---- Records supplied

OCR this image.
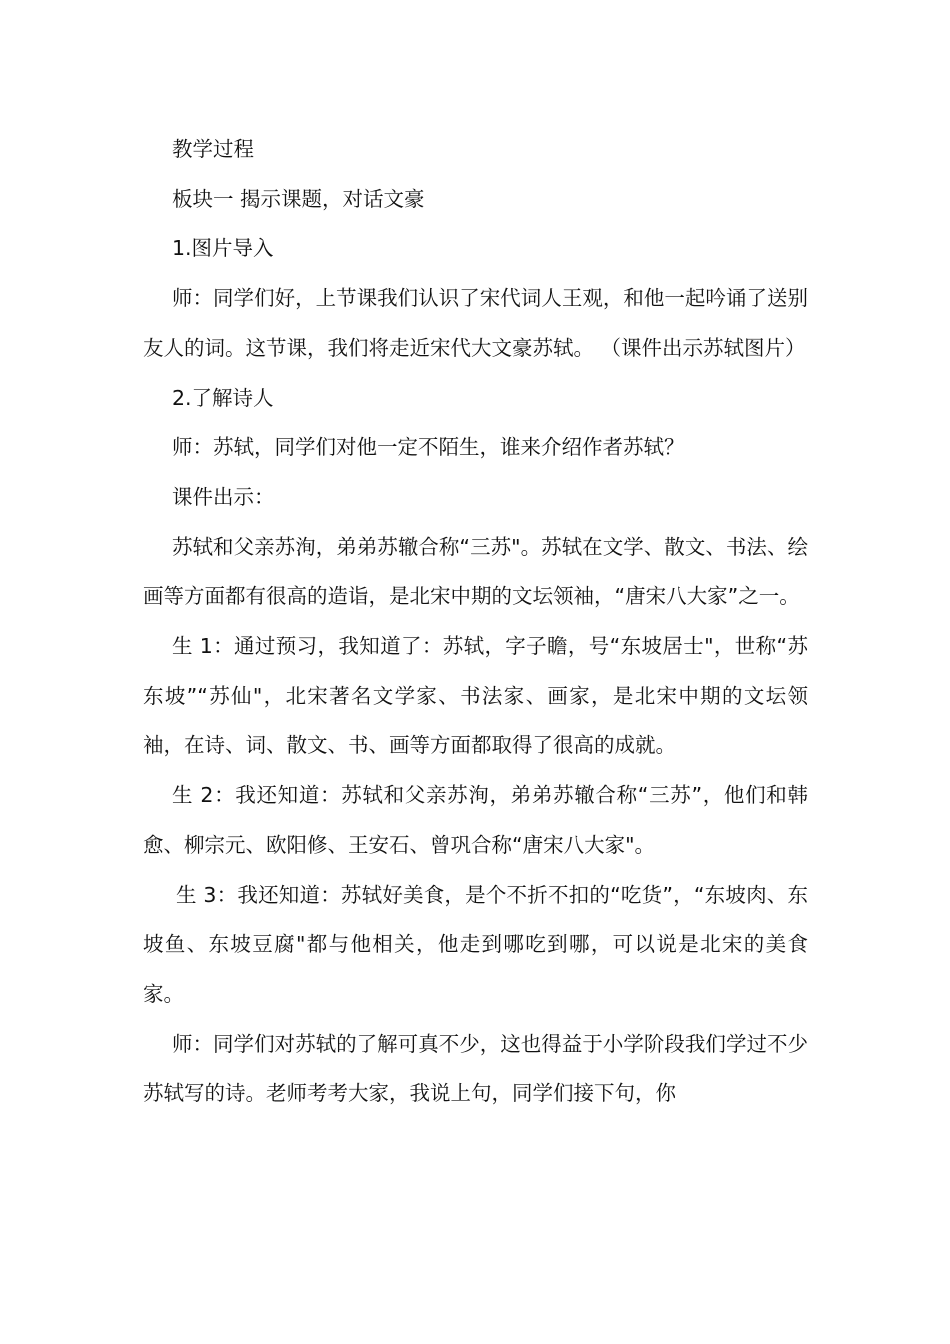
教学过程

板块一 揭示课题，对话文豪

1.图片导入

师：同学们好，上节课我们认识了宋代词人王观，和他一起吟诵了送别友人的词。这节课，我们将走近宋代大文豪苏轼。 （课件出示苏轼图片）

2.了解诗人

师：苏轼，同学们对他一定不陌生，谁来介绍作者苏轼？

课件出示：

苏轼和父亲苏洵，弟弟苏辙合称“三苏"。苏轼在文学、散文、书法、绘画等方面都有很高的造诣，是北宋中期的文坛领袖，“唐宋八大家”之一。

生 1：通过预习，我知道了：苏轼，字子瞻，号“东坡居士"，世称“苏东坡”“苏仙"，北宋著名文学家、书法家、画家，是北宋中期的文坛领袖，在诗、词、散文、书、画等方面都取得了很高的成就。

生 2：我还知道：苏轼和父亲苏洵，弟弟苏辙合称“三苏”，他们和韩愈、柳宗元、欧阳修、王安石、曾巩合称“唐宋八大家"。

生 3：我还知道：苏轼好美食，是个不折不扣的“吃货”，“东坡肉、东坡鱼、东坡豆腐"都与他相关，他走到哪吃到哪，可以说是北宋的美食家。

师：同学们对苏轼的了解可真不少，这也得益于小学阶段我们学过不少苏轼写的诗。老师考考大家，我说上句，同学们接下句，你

--------

Output the data exactly. Pictures don't belong in the result.

OCR this image.
教学过程

板块一 揭示课题，对话文豪

1.图片导入

师：同学们好，上节课我们认识了宋代词人王观，和他一起吟诵了送别友人的词。这节课，我们将走近宋代大文豪苏轼。 （课件出示苏轼图片）

2.了解诗人

师：苏轼，同学们对他一定不陌生，谁来介绍作者苏轼？

课件出示：

苏轼和父亲苏洵，弟弟苏辙合称“三苏"。苏轼在文学、散文、书法、绘画等方面都有很高的造诣，是北宋中期的文坛领袖，“唐宋八大家”之一。

生 1：通过预习，我知道了：苏轼，字子瞻，号“东坡居士"，世称“苏东坡”“苏仙"，北宋著名文学家、书法家、画家，是北宋中期的文坛领袖，在诗、词、散文、书、画等方面都取得了很高的成就。

生 2：我还知道：苏轼和父亲苏洵，弟弟苏辙合称“三苏”，他们和韩愈、柳宗元、欧阳修、王安石、曾巩合称“唐宋八大家"。

生 3：我还知道：苏轼好美食，是个不折不扣的“吃货”，“东坡肉、东坡鱼、东坡豆腐"都与他相关，他走到哪吃到哪，可以说是北宋的美食家。

师：同学们对苏轼的了解可真不少，这也得益于小学阶段我们学过不少苏轼写的诗。老师考考大家，我说上句，同学们接下句，你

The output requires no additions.